Work to complete: Can you put the items below into a two-column CSV with the columns "description" and "locations", one row per item, with the item's text in the first column and its answer in the second? Enclose each field in quotes, replace line breaks with spaces, and cover every item.

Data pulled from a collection
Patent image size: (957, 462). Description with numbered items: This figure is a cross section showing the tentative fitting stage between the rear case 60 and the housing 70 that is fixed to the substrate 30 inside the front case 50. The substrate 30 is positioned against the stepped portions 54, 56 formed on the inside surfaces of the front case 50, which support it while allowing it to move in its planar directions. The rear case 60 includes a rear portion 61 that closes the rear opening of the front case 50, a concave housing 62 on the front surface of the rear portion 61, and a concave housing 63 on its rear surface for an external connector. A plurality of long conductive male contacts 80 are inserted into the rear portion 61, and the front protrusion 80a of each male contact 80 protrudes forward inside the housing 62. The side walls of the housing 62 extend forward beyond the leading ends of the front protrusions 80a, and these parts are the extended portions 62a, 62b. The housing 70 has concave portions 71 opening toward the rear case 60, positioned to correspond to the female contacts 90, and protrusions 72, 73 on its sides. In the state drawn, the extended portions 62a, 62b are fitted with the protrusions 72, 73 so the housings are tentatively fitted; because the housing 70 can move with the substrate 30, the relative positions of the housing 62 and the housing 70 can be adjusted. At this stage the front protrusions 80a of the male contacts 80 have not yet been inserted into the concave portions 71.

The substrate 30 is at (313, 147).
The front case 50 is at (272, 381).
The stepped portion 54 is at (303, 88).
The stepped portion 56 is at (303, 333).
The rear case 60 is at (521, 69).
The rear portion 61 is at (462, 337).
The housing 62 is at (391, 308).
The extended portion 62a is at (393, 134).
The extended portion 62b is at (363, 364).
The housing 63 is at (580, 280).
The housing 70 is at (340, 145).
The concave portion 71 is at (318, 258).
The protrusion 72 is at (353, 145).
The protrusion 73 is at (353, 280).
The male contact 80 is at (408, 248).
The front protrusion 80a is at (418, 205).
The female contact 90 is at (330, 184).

Result below:
description,locations
"Patent image size: (957, 462). Description with numbered items: This figure is a cross section showing the tentative fitting stage between the rear case 60 and the housing 70 that is fixed to the substrate 30 inside the front case 50. The substrate 30 is positioned against the stepped portions 54, 56 formed on the inside surfaces of the front case 50, which support it while allowing it to move in its planar directions. The rear case 60 includes a rear portion 61 that closes the rear opening of the front case 50, a concave housing 62 on the front surface of the rear portion 61, and a concave housing 63 on its rear surface for an external connector. A plurality of long conductive male contacts 80 are inserted into the rear portion 61, and the front protrusion 80a of each male contact 80 protrudes forward inside the housing 62. The side walls of the housing 62 extend forward beyond the leading ends of the front protrusions 80a, and these parts are the extended portions 62a, 62b. The housing 70 has concave portions 71 opening toward the rear case 60, positioned to correspond to the female contacts 90, and protrusions 72, 73 on its sides. In the state drawn, the extended portions 62a, 62b are fitted with the protrusions 72, 73 so the housings are tentatively fitted; because the housing 70 can move with the substrate 30, the relative positions of the housing 62 and the housing 70 can be adjusted. At this stage the front protrusions 80a of the male contacts 80 have not yet been inserted into the concave portions 71.","The substrate 30 is at (313, 147). The front case 50 is at (272, 381). The stepped portion 54 is at (303, 88). The stepped portion 56 is at (303, 333). The rear case 60 is at (521, 69). The rear portion 61 is at (462, 337). The housing 62 is at (391, 308). The extended portion 62a is at (393, 134). The extended portion 62b is at (363, 364). The housing 63 is at (580, 280). The housing 70 is at (340, 145). The concave portion 71 is at (318, 258). The protrusion 72 is at (353, 145). The protrusion 73 is at (353, 280). The male contact 80 is at (408, 248). The front protrusion 80a is at (418, 205). The female contact 90 is at (330, 184)."